- [Data to process]:
= = = = = = =
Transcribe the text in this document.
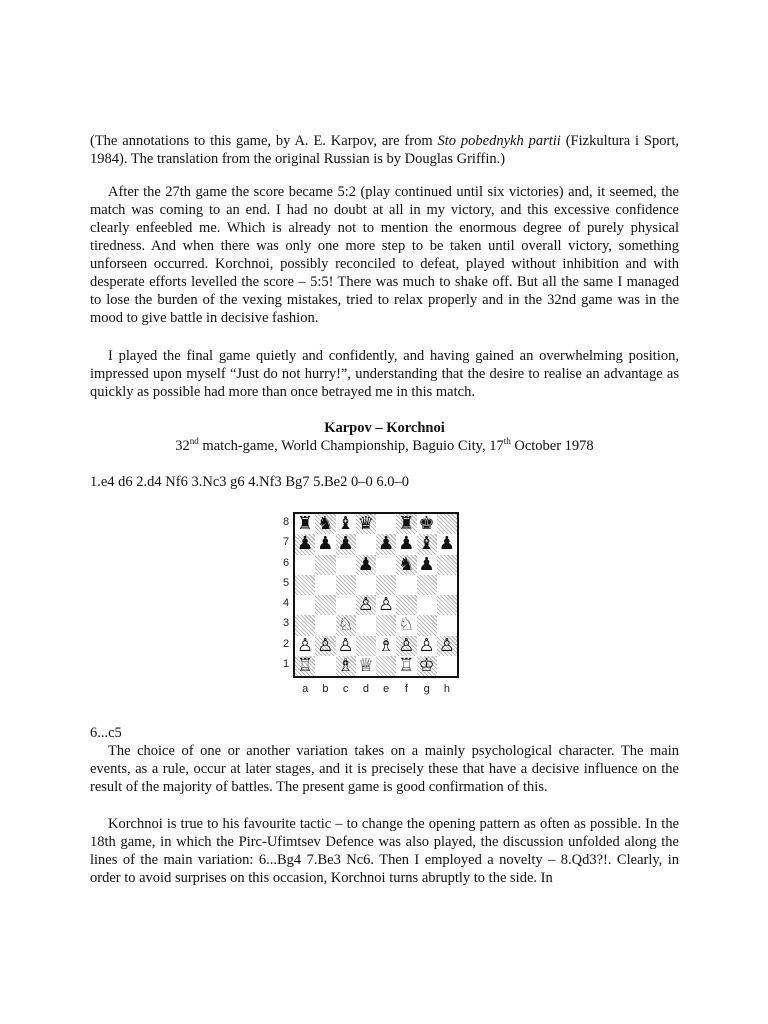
(The annotations to this game, by A. E. Karpov, are from Sto pobednykh partii (Fizkultura i Sport, 1984). The translation from the original Russian is by Douglas Griffin.)

After the 27th game the score became 5:2 (play continued until six victories) and, it seemed, the match was coming to an end. I had no doubt at all in my victory, and this excessive confidence clearly enfeebled me. Which is already not to mention the enormous degree of purely physical tiredness. And when there was only one more step to be taken until overall victory, something unforseen occurred. Korchnoi, possibly reconciled to defeat, played without inhibition and with desperate efforts levelled the score – 5:5! There was much to shake off. But all the same I managed to lose the burden of the vexing mistakes, tried to relax properly and in the 32nd game was in the mood to give battle in decisive fashion.

I played the final game quietly and confidently, and having gained an overwhelming position, impressed upon myself “Just do not hurry!”, understanding that the desire to realise an advantage as quickly as possible had more than once betrayed me in this match.

Karpov – Korchnoi

32nd match-game, World Championship, Baguio City, 17th October 1978

1.e4 d6 2.d4 Nf6 3.Nc3 g6 4.Nf3 Bg7 5.Be2 0–0 6.0–0

8
7
6
5
4
3
2
1
♜ ♞ ♝ ♛ ♜ ♚
♟ ♟ ♟ ♟ ♟ ♝ ♟
♟ ♞ ♟
♙ ♙
♘ ♘
♙ ♙ ♙ ♗ ♙ ♙ ♙
♖ ♗ ♕ ♖ ♔
a	b	c	d	e	f	g	h

6...c5

The choice of one or another variation takes on a mainly psychological character. The main events, as a rule, occur at later stages, and it is precisely these that have a decisive influence on the result of the majority of battles. The present game is good confirmation of this.

Korchnoi is true to his favourite tactic – to change the opening pattern as often as possible. In the 18th game, in which the Pirc-Ufimtsev Defence was also played, the discussion unfolded along the lines of the main variation: 6...Bg4 7.Be3 Nc6. Then I employed a novelty – 8.Qd3?!. Clearly, in order to avoid surprises on this occasion, Korchnoi turns abruptly to the side. In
= = = = = = =
- [Given request]:
Make a word-for-word copy of the entries, without any pictures.

- [Result of the exercise]:
Transcribe the text in this document.
(The annotations to this game, by A. E. Karpov, are from Sto pobednykh partii (Fizkultura i Sport, 1984). The translation from the original Russian is by Douglas Griffin.)

After the 27th game the score became 5:2 (play continued until six victories) and, it seemed, the match was coming to an end. I had no doubt at all in my victory, and this excessive confidence clearly enfeebled me. Which is already not to mention the enormous degree of purely physical tiredness. And when there was only one more step to be taken until overall victory, something unforseen occurred. Korchnoi, possibly reconciled to defeat, played without inhibition and with desperate efforts levelled the score – 5:5! There was much to shake off. But all the same I managed to lose the burden of the vexing mistakes, tried to relax properly and in the 32nd game was in the mood to give battle in decisive fashion.

I played the final game quietly and confidently, and having gained an overwhelming position, impressed upon myself “Just do not hurry!”, understanding that the desire to realise an advantage as quickly as possible had more than once betrayed me in this match.

Karpov – Korchnoi

32nd match-game, World Championship, Baguio City, 17th October 1978

1.e4 d6 2.d4 Nf6 3.Nc3 g6 4.Nf3 Bg7 5.Be2 0–0 6.0–0

8
7
6
5
4
3
2
1
♜ ♞ ♝ ♛ ♜ ♚
♟ ♟ ♟ ♟ ♟ ♝ ♟
♟ ♞ ♟
♙ ♙
♘ ♘
♙ ♙ ♙ ♗ ♙ ♙ ♙
♖ ♗ ♕ ♖ ♔
a	b	c	d	e	f	g	h

6...c5

The choice of one or another variation takes on a mainly psychological character. The main events, as a rule, occur at later stages, and it is precisely these that have a decisive influence on the result of the majority of battles. The present game is good confirmation of this.

Korchnoi is true to his favourite tactic – to change the opening pattern as often as possible. In the 18th game, in which the Pirc-Ufimtsev Defence was also played, the discussion unfolded along the lines of the main variation: 6...Bg4 7.Be3 Nc6. Then I employed a novelty – 8.Qd3?!. Clearly, in order to avoid surprises on this occasion, Korchnoi turns abruptly to the side. In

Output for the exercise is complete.